What is required: Only the number is wanted: how many lines of the data contain "JSON"?

-=-=-

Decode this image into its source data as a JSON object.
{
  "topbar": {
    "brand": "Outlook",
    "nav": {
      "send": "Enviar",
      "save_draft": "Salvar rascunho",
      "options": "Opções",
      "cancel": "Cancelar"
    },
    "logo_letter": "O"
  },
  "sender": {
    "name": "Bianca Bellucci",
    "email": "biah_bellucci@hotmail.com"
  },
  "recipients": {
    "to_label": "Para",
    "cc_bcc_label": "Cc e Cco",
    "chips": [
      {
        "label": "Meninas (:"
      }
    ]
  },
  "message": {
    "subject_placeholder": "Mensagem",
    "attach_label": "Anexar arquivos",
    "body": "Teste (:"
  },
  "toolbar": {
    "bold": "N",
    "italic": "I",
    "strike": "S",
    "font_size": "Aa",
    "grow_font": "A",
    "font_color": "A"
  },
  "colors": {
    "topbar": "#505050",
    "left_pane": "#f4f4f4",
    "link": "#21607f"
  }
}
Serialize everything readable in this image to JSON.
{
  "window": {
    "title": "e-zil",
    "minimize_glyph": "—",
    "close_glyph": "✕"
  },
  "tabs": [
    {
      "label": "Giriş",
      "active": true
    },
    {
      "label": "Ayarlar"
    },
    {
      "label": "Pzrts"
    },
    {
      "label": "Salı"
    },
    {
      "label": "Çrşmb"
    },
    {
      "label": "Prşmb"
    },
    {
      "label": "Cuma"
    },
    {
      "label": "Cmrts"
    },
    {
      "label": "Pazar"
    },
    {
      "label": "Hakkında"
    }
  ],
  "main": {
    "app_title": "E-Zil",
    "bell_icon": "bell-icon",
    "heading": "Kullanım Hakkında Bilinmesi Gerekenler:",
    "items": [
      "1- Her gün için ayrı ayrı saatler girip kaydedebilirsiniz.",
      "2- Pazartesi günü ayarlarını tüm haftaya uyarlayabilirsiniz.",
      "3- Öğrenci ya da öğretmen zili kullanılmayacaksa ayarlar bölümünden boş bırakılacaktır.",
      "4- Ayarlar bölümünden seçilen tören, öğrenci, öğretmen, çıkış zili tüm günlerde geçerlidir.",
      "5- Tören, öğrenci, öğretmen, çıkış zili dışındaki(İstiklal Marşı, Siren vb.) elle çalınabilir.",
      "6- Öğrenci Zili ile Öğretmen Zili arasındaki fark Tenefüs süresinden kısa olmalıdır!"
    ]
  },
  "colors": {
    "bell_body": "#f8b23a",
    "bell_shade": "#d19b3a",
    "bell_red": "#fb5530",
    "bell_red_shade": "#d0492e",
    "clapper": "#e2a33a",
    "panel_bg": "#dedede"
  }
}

-=-=-

Exercise result: 2